Give back every record exactly, images excluded.

[The data]
------
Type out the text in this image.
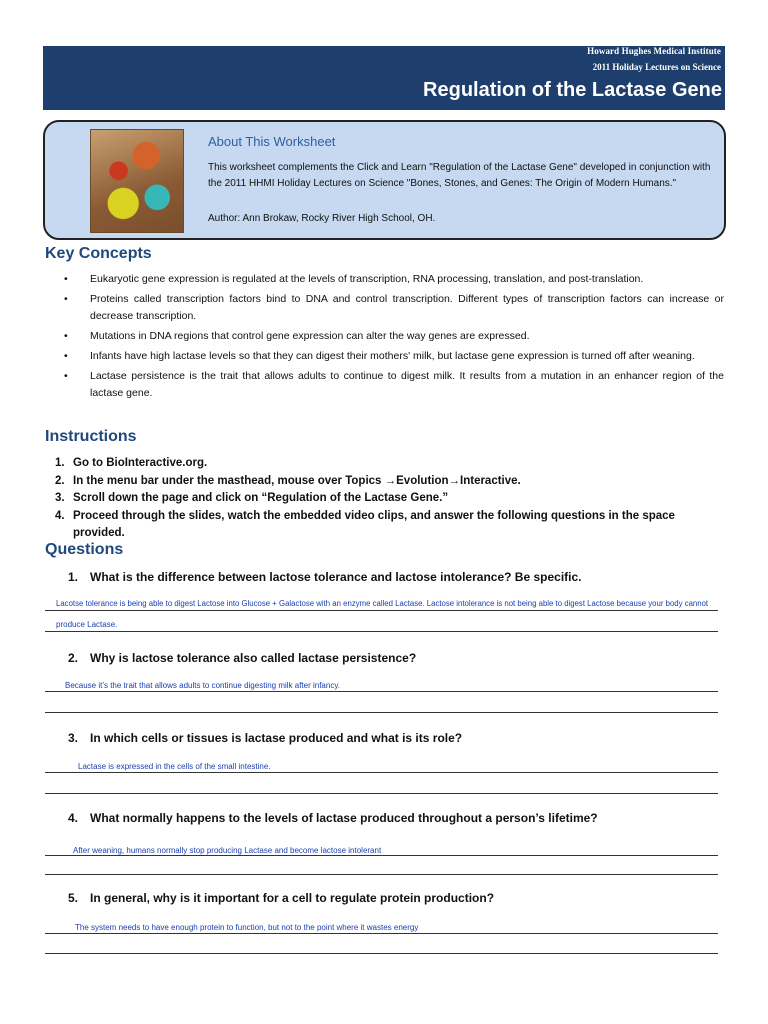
Howard Hughes Medical Institute
2011 Holiday Lectures on Science
Regulation of the Lactase Gene
About This Worksheet
This worksheet complements the Click and Learn "Regulation of the Lactase Gene" developed in conjunction with the 2011 HHMI Holiday Lectures on Science "Bones, Stones, and Genes: The Origin of Modern Humans."
Author: Ann Brokaw, Rocky River High School, OH.
Key Concepts
• Eukaryotic gene expression is regulated at the levels of transcription, RNA processing, translation, and post-translation.
• Proteins called transcription factors bind to DNA and control transcription. Different types of transcription factors can increase or decrease transcription.
• Mutations in DNA regions that control gene expression can alter the way genes are expressed.
• Infants have high lactase levels so that they can digest their mothers' milk, but lactase gene expression is turned off after weaning.
• Lactase persistence is the trait that allows adults to continue to digest milk. It results from a mutation in an enhancer region of the lactase gene.
Instructions
1. Go to BioInteractive.org.
2. In the menu bar under the masthead, mouse over Topics →Evolution→Interactive.
3. Scroll down the page and click on “Regulation of the Lactase Gene.”
4. Proceed through the slides, watch the embedded video clips, and answer the following questions in the space provided.
Questions
1. What is the difference between lactose tolerance and lactose intolerance? Be specific.
Lacotse tolerance is being able to digest Lactose into Glucose + Galactose with an enzyme called Lactase. Lactose intolerance is not being able to digest Lactose because your body cannot
produce Lactase.
2. Why is lactose tolerance also called lactase persistence?
Because it’s the trait that allows adults to continue digesting milk after infancy.
3. In which cells or tissues is lactase produced and what is its role?
Lactase is expressed in the cells of the small intestine.
4. What normally happens to the levels of lactase produced throughout a person’s lifetime?
After weaning, humans normally stop producing Lactase and become lactose intolerant
5. In general, why is it important for a cell to regulate protein production?
The system needs to have enough protein to function, but not to the point where it wastes energy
------
[Solution]
Type out the text in this image.
Howard Hughes Medical Institute
2011 Holiday Lectures on Science
Regulation of the Lactase Gene
About This Worksheet
This worksheet complements the Click and Learn "Regulation of the Lactase Gene" developed in conjunction with the 2011 HHMI Holiday Lectures on Science "Bones, Stones, and Genes: The Origin of Modern Humans."
Author: Ann Brokaw, Rocky River High School, OH.
Key Concepts
• Eukaryotic gene expression is regulated at the levels of transcription, RNA processing, translation, and post-translation.
• Proteins called transcription factors bind to DNA and control transcription. Different types of transcription factors can increase or decrease transcription.
• Mutations in DNA regions that control gene expression can alter the way genes are expressed.
• Infants have high lactase levels so that they can digest their mothers' milk, but lactase gene expression is turned off after weaning.
• Lactase persistence is the trait that allows adults to continue to digest milk. It results from a mutation in an enhancer region of the lactase gene.
Instructions
1. Go to BioInteractive.org.
2. In the menu bar under the masthead, mouse over Topics →Evolution→Interactive.
3. Scroll down the page and click on “Regulation of the Lactase Gene.”
4. Proceed through the slides, watch the embedded video clips, and answer the following questions in the space provided.
Questions
1. What is the difference between lactose tolerance and lactose intolerance? Be specific.
Lacotse tolerance is being able to digest Lactose into Glucose + Galactose with an enzyme called Lactase. Lactose intolerance is not being able to digest Lactose because your body cannot
produce Lactase.
2. Why is lactose tolerance also called lactase persistence?
Because it’s the trait that allows adults to continue digesting milk after infancy.
3. In which cells or tissues is lactase produced and what is its role?
Lactase is expressed in the cells of the small intestine.
4. What normally happens to the levels of lactase produced throughout a person’s lifetime?
After weaning, humans normally stop producing Lactase and become lactose intolerant
5. In general, why is it important for a cell to regulate protein production?
The system needs to have enough protein to function, but not to the point where it wastes energy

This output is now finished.